→ **EXERCISE AIM**: Write out each line word for word. Drop pictures.

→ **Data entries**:
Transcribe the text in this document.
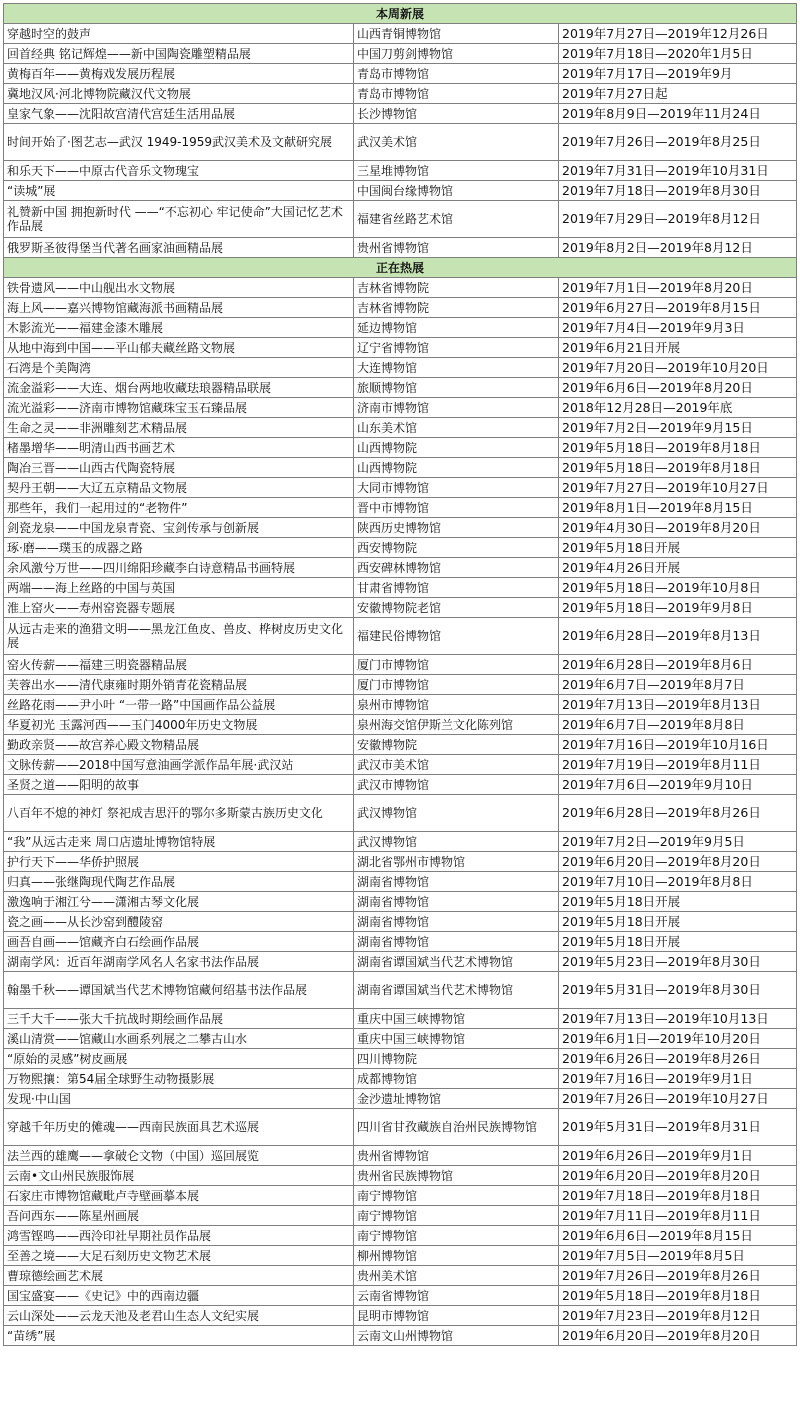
本周新展		
穿越时空的鼓声	山西青铜博物馆	2019年7月27日—2019年12月26日
回首经典 铭记辉煌——新中国陶瓷雕塑精品展	中国刀剪剑博物馆	2019年7月18日—2020年1月5日
黄梅百年——黄梅戏发展历程展	青岛市博物馆	2019年7月17日—2019年9月
冀地汉风·河北博物院藏汉代文物展	青岛市博物馆	2019年7月27日起
皇家气象——沈阳故宫清代宫廷生活用品展	长沙博物馆	2019年8月9日—2019年11月24日
时间开始了·图艺志—武汉 1949-1959武汉美术及文献研究展	武汉美术馆	2019年7月26日—2019年8月25日
和乐天下——中原古代音乐文物瑰宝	三星堆博物馆	2019年7月31日—2019年10月31日
“读城”展	中国闽台缘博物馆	2019年7月18日—2019年8月30日
礼赞新中国 拥抱新时代 ——“不忘初心 牢记使命”大国记忆艺术作品展	福建省丝路艺术馆	2019年7月29日—2019年8月12日
俄罗斯圣彼得堡当代著名画家油画精品展	贵州省博物馆	2019年8月2日—2019年8月12日
正在热展		
铁骨遗风——中山舰出水文物展	吉林省博物院	2019年7月1日—2019年8月20日
海上风——嘉兴博物馆藏海派书画精品展	吉林省博物院	2019年6月27日—2019年8月15日
木影流光——福建金漆木雕展	延边博物馆	2019年7月4日—2019年9月3日
从地中海到中国——平山郁夫藏丝路文物展	辽宁省博物馆	2019年6月21日开展
石湾是个美陶湾	大连博物馆	2019年7月20日—2019年10月20日
流金溢彩——大连、烟台两地收藏珐琅器精品联展	旅顺博物馆	2019年6月6日—2019年8月20日
流光溢彩——济南市博物馆藏珠宝玉石臻品展	济南市博物馆	2018年12月28日—2019年底
生命之灵——非洲雕刻艺术精品展	山东美术馆	2019年7月2日—2019年9月15日
楮墨增华——明清山西书画艺术	山西博物院	2019年5月18日—2019年8月18日
陶冶三晋——山西古代陶瓷特展	山西博物院	2019年5月18日—2019年8月18日
契丹王朝——大辽五京精品文物展	大同市博物馆	2019年7月27日—2019年10月27日
那些年，我们一起用过的“老物件”	晋中市博物馆	2019年8月1日—2019年8月15日
剑瓷龙泉——中国龙泉青瓷、宝剑传承与创新展	陕西历史博物馆	2019年4月30日—2019年8月20日
琢·磨——璞玉的成器之路	西安博物院	2019年5月18日开展
余风激兮万世——四川绵阳珍藏李白诗意精品书画特展	西安碑林博物馆	2019年4月26日开展
两端——海上丝路的中国与英国	甘肃省博物馆	2019年5月18日—2019年10月8日
淮上窑火——寿州窑瓷器专题展	安徽博物院老馆	2019年5月18日—2019年9月8日
从远古走来的渔猎文明——黑龙江鱼皮、兽皮、桦树皮历史文化展	福建民俗博物馆	2019年6月28日—2019年8月13日
窑火传薪——福建三明瓷器精品展	厦门市博物馆	2019年6月28日—2019年8月6日
芙蓉出水——清代康雍时期外销青花瓷精品展	厦门市博物馆	2019年6月7日—2019年8月7日
丝路花雨——尹小叶 “一带一路”中国画作品公益展	泉州市博物馆	2019年7月13日—2019年8月13日
华夏初光 玉露河西——玉门4000年历史文物展	泉州海交馆伊斯兰文化陈列馆	2019年6月7日—2019年8月8日
勤政亲贤——故宫养心殿文物精品展	安徽博物院	2019年7月16日—2019年10月16日
文脉传薪——2018中国写意油画学派作品年展·武汉站	武汉市美术馆	2019年7月19日—2019年8月11日
圣贤之道——阳明的故事	武汉市博物馆	2019年7月6日—2019年9月10日
八百年不熄的神灯 祭祀成吉思汗的鄂尔多斯蒙古族历史文化	武汉博物馆	2019年6月28日—2019年8月26日
“我”从远古走来 周口店遗址博物馆特展	武汉博物馆	2019年7月2日—2019年9月5日
护行天下——华侨护照展	湖北省鄂州市博物馆	2019年6月20日—2019年8月20日
归真——张继陶现代陶艺作品展	湖南省博物馆	2019年7月10日—2019年8月8日
激逸响于湘江兮——潇湘古琴文化展	湖南省博物馆	2019年5月18日开展
瓷之画——从长沙窑到醴陵窑	湖南省博物馆	2019年5月18日开展
画吾自画——馆藏齐白石绘画作品展	湖南省博物馆	2019年5月18日开展
湖南学风：近百年湖南学风名人名家书法作品展	湖南省谭国斌当代艺术博物馆	2019年5月23日—2019年8月30日
翰墨千秋——谭国斌当代艺术博物馆藏何绍基书法作品展	湖南省谭国斌当代艺术博物馆	2019年5月31日—2019年8月30日
三千大千——张大千抗战时期绘画作品展	重庆中国三峡博物馆	2019年7月13日—2019年10月13日
溪山清赏——馆藏山水画系列展之二攀古山水	重庆中国三峡博物馆	2019年6月1日—2019年10月20日
“原始的灵感”树皮画展	四川博物院	2019年6月26日—2019年8月26日
万物熙攘：第54届全球野生动物摄影展	成都博物馆	2019年7月16日—2019年9月1日
发现·中山国	金沙遗址博物馆	2019年7月26日—2019年10月27日
穿越千年历史的傩魂——西南民族面具艺术巡展	四川省甘孜藏族自治州民族博物馆	2019年5月31日—2019年8月31日
法兰西的雄鹰——拿破仑文物（中国）巡回展览	贵州省博物馆	2019年6月26日—2019年9月1日
云南•文山州民族服饰展	贵州省民族博物馆	2019年6月20日—2019年8月20日
石家庄市博物馆藏毗卢寺壁画摹本展	南宁博物馆	2019年7月18日—2019年8月18日
吾问西东——陈星州画展	南宁博物馆	2019年7月11日—2019年8月11日
鸿雪铿鸣——西泠印社早期社员作品展	南宁博物馆	2019年6月6日—2019年8月15日
至善之境——大足石刻历史文物艺术展	柳州博物馆	2019年7月5日—2019年8月5日
曹琼德绘画艺术展	贵州美术馆	2019年7月26日—2019年8月26日
国宝盛宴——《史记》中的西南边疆	云南省博物馆	2019年5月18日—2019年8月18日
云山深处——云龙天池及老君山生态人文纪实展	昆明市博物馆	2019年7月23日—2019年8月12日
“苗绣”展	云南文山州博物馆	2019年6月20日—2019年8月20日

→ **ANSWER TO THIS TASK**:
Transcribe the text in this document.
本周新展		
穿越时空的鼓声	山西青铜博物馆	2019年7月27日—2019年12月26日
回首经典 铭记辉煌——新中国陶瓷雕塑精品展	中国刀剪剑博物馆	2019年7月18日—2020年1月5日
黄梅百年——黄梅戏发展历程展	青岛市博物馆	2019年7月17日—2019年9月
冀地汉风·河北博物院藏汉代文物展	青岛市博物馆	2019年7月27日起
皇家气象——沈阳故宫清代宫廷生活用品展	长沙博物馆	2019年8月9日—2019年11月24日
时间开始了·图艺志—武汉 1949-1959武汉美术及文献研究展	武汉美术馆	2019年7月26日—2019年8月25日
和乐天下——中原古代音乐文物瑰宝	三星堆博物馆	2019年7月31日—2019年10月31日
“读城”展	中国闽台缘博物馆	2019年7月18日—2019年8月30日
礼赞新中国 拥抱新时代 ——“不忘初心 牢记使命”大国记忆艺术作品展	福建省丝路艺术馆	2019年7月29日—2019年8月12日
俄罗斯圣彼得堡当代著名画家油画精品展	贵州省博物馆	2019年8月2日—2019年8月12日
正在热展		
铁骨遗风——中山舰出水文物展	吉林省博物院	2019年7月1日—2019年8月20日
海上风——嘉兴博物馆藏海派书画精品展	吉林省博物院	2019年6月27日—2019年8月15日
木影流光——福建金漆木雕展	延边博物馆	2019年7月4日—2019年9月3日
从地中海到中国——平山郁夫藏丝路文物展	辽宁省博物馆	2019年6月21日开展
石湾是个美陶湾	大连博物馆	2019年7月20日—2019年10月20日
流金溢彩——大连、烟台两地收藏珐琅器精品联展	旅顺博物馆	2019年6月6日—2019年8月20日
流光溢彩——济南市博物馆藏珠宝玉石臻品展	济南市博物馆	2018年12月28日—2019年底
生命之灵——非洲雕刻艺术精品展	山东美术馆	2019年7月2日—2019年9月15日
楮墨增华——明清山西书画艺术	山西博物院	2019年5月18日—2019年8月18日
陶冶三晋——山西古代陶瓷特展	山西博物院	2019年5月18日—2019年8月18日
契丹王朝——大辽五京精品文物展	大同市博物馆	2019年7月27日—2019年10月27日
那些年，我们一起用过的“老物件”	晋中市博物馆	2019年8月1日—2019年8月15日
剑瓷龙泉——中国龙泉青瓷、宝剑传承与创新展	陕西历史博物馆	2019年4月30日—2019年8月20日
琢·磨——璞玉的成器之路	西安博物院	2019年5月18日开展
余风激兮万世——四川绵阳珍藏李白诗意精品书画特展	西安碑林博物馆	2019年4月26日开展
两端——海上丝路的中国与英国	甘肃省博物馆	2019年5月18日—2019年10月8日
淮上窑火——寿州窑瓷器专题展	安徽博物院老馆	2019年5月18日—2019年9月8日
从远古走来的渔猎文明——黑龙江鱼皮、兽皮、桦树皮历史文化展	福建民俗博物馆	2019年6月28日—2019年8月13日
窑火传薪——福建三明瓷器精品展	厦门市博物馆	2019年6月28日—2019年8月6日
芙蓉出水——清代康雍时期外销青花瓷精品展	厦门市博物馆	2019年6月7日—2019年8月7日
丝路花雨——尹小叶 “一带一路”中国画作品公益展	泉州市博物馆	2019年7月13日—2019年8月13日
华夏初光 玉露河西——玉门4000年历史文物展	泉州海交馆伊斯兰文化陈列馆	2019年6月7日—2019年8月8日
勤政亲贤——故宫养心殿文物精品展	安徽博物院	2019年7月16日—2019年10月16日
文脉传薪——2018中国写意油画学派作品年展·武汉站	武汉市美术馆	2019年7月19日—2019年8月11日
圣贤之道——阳明的故事	武汉市博物馆	2019年7月6日—2019年9月10日
八百年不熄的神灯 祭祀成吉思汗的鄂尔多斯蒙古族历史文化	武汉博物馆	2019年6月28日—2019年8月26日
“我”从远古走来 周口店遗址博物馆特展	武汉博物馆	2019年7月2日—2019年9月5日
护行天下——华侨护照展	湖北省鄂州市博物馆	2019年6月20日—2019年8月20日
归真——张继陶现代陶艺作品展	湖南省博物馆	2019年7月10日—2019年8月8日
激逸响于湘江兮——潇湘古琴文化展	湖南省博物馆	2019年5月18日开展
瓷之画——从长沙窑到醴陵窑	湖南省博物馆	2019年5月18日开展
画吾自画——馆藏齐白石绘画作品展	湖南省博物馆	2019年5月18日开展
湖南学风：近百年湖南学风名人名家书法作品展	湖南省谭国斌当代艺术博物馆	2019年5月23日—2019年8月30日
翰墨千秋——谭国斌当代艺术博物馆藏何绍基书法作品展	湖南省谭国斌当代艺术博物馆	2019年5月31日—2019年8月30日
三千大千——张大千抗战时期绘画作品展	重庆中国三峡博物馆	2019年7月13日—2019年10月13日
溪山清赏——馆藏山水画系列展之二攀古山水	重庆中国三峡博物馆	2019年6月1日—2019年10月20日
“原始的灵感”树皮画展	四川博物院	2019年6月26日—2019年8月26日
万物熙攘：第54届全球野生动物摄影展	成都博物馆	2019年7月16日—2019年9月1日
发现·中山国	金沙遗址博物馆	2019年7月26日—2019年10月27日
穿越千年历史的傩魂——西南民族面具艺术巡展	四川省甘孜藏族自治州民族博物馆	2019年5月31日—2019年8月31日
法兰西的雄鹰——拿破仑文物（中国）巡回展览	贵州省博物馆	2019年6月26日—2019年9月1日
云南•文山州民族服饰展	贵州省民族博物馆	2019年6月20日—2019年8月20日
石家庄市博物馆藏毗卢寺壁画摹本展	南宁博物馆	2019年7月18日—2019年8月18日
吾问西东——陈星州画展	南宁博物馆	2019年7月11日—2019年8月11日
鸿雪铿鸣——西泠印社早期社员作品展	南宁博物馆	2019年6月6日—2019年8月15日
至善之境——大足石刻历史文物艺术展	柳州博物馆	2019年7月5日—2019年8月5日
曹琼德绘画艺术展	贵州美术馆	2019年7月26日—2019年8月26日
国宝盛宴——《史记》中的西南边疆	云南省博物馆	2019年5月18日—2019年8月18日
云山深处——云龙天池及老君山生态人文纪实展	昆明市博物馆	2019年7月23日—2019年8月12日
“苗绣”展	云南文山州博物馆	2019年6月20日—2019年8月20日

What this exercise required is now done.